Rows from a dataset

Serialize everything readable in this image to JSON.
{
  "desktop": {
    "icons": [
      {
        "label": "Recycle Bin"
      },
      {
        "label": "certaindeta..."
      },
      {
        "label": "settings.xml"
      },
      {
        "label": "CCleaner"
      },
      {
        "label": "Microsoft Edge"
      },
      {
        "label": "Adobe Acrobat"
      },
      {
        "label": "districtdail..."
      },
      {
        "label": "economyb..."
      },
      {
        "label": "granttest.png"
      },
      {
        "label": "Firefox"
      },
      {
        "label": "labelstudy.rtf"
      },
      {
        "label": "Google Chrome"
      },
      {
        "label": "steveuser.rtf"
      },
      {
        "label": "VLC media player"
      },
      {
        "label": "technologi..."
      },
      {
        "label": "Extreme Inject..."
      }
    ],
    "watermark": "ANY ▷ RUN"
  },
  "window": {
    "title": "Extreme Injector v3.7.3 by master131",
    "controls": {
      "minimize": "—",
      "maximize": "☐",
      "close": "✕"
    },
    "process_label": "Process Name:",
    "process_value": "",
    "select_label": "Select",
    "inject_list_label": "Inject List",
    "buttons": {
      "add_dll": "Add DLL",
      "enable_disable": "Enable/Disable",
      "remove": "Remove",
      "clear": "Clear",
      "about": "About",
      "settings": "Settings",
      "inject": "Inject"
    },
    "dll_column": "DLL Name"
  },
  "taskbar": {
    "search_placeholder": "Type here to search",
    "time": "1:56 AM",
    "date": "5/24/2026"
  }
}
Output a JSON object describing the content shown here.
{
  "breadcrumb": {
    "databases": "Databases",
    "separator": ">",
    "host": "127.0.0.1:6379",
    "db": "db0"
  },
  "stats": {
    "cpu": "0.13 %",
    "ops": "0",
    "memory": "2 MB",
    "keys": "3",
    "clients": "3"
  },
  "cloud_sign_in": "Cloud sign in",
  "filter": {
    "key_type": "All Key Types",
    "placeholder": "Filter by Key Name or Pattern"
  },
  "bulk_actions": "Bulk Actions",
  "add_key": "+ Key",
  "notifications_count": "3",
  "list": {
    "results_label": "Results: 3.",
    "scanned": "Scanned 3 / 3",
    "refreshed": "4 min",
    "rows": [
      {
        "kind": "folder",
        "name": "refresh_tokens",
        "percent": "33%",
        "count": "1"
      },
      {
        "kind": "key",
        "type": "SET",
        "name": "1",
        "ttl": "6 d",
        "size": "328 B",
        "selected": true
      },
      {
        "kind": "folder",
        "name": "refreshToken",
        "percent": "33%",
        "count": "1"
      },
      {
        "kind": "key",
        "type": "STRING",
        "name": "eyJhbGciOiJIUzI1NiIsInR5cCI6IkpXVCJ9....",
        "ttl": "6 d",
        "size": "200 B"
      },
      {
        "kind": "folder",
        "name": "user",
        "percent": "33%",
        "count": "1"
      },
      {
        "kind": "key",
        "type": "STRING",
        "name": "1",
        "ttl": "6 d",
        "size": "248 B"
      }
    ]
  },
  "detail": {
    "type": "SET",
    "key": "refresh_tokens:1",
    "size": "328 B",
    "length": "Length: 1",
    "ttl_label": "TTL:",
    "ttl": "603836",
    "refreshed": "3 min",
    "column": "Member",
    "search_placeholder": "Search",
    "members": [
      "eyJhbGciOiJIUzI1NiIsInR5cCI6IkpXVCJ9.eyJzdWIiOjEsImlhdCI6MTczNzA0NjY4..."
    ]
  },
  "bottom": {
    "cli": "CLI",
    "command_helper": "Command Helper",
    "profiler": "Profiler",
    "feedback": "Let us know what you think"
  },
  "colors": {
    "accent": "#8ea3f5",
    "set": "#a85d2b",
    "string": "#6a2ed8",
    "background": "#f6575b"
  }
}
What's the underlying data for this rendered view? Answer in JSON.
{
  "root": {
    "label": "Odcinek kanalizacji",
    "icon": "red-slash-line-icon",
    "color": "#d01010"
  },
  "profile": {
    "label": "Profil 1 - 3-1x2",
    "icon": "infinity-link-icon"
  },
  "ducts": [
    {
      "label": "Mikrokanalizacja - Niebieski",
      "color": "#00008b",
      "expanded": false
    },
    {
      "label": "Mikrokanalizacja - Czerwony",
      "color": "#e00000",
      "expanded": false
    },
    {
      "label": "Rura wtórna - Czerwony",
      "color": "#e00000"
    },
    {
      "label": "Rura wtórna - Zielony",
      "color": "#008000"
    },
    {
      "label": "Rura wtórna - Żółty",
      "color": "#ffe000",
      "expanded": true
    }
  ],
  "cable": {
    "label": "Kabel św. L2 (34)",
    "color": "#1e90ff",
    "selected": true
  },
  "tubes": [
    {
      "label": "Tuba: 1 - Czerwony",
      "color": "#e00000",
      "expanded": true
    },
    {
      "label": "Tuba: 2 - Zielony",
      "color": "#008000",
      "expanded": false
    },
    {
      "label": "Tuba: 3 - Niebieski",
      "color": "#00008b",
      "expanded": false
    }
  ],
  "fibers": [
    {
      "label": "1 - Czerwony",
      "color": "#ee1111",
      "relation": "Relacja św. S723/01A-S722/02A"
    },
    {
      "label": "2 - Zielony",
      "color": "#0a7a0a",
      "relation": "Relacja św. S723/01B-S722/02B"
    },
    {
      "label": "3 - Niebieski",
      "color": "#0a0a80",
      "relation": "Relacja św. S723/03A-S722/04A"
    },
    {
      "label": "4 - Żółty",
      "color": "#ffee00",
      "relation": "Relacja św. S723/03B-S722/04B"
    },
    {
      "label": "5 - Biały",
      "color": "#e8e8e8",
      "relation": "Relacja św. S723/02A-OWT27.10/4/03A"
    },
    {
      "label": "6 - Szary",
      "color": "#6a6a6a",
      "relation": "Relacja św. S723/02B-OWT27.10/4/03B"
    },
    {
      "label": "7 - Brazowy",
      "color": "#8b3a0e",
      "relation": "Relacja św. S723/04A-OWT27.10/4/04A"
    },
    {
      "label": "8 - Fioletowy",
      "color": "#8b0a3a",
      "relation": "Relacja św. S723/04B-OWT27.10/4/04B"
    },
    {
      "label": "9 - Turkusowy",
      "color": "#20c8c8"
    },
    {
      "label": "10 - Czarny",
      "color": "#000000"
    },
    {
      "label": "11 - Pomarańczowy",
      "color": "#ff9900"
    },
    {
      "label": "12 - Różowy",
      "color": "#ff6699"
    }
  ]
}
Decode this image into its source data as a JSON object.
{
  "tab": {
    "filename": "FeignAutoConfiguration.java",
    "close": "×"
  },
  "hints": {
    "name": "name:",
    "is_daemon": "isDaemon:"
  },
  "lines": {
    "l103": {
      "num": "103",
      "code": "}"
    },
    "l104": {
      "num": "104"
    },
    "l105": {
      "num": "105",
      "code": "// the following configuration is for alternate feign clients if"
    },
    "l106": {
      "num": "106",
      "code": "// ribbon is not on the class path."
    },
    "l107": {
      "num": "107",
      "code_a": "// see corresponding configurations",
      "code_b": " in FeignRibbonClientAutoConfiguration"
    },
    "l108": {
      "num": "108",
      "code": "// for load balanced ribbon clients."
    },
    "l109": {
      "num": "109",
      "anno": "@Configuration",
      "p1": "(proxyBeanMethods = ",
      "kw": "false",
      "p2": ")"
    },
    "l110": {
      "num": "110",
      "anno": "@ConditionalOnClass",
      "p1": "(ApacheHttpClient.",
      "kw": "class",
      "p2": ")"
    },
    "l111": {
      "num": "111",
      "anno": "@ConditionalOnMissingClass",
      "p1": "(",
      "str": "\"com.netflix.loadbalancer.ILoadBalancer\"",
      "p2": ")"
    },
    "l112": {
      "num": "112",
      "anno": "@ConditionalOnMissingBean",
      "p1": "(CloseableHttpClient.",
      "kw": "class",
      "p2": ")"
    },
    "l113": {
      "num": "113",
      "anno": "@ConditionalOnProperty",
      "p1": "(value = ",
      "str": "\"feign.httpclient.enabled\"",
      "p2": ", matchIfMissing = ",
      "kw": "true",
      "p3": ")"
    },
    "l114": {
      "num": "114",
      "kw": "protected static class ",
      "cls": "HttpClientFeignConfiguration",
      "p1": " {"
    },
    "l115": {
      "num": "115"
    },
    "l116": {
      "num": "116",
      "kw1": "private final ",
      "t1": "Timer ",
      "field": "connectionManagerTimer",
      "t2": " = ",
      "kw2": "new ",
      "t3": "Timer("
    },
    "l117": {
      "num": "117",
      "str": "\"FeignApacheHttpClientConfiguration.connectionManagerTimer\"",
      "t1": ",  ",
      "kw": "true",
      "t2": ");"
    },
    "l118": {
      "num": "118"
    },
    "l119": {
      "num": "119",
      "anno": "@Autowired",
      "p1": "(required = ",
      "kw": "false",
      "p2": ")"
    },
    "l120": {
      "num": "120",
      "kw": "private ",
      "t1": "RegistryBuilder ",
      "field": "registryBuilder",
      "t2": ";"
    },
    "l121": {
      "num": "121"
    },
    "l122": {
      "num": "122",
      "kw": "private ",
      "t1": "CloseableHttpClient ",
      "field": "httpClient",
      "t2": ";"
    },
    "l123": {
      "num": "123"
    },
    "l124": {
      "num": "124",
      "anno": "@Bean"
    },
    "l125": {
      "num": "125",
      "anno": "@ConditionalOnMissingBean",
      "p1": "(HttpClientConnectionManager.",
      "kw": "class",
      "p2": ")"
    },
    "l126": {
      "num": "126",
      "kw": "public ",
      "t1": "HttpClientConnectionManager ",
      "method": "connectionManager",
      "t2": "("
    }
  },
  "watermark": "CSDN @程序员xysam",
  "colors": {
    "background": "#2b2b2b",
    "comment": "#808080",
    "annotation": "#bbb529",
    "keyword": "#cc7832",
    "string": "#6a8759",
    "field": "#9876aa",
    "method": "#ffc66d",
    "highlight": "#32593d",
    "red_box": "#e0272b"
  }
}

• **The exercise**
Copy out each line in the listing that has the word "Tuba".

• **Response for this exercise**
      "label": "Tuba: 1 - Czerwony",
      "label": "Tuba: 2 - Zielony",
      "label": "Tuba: 3 - Niebieski",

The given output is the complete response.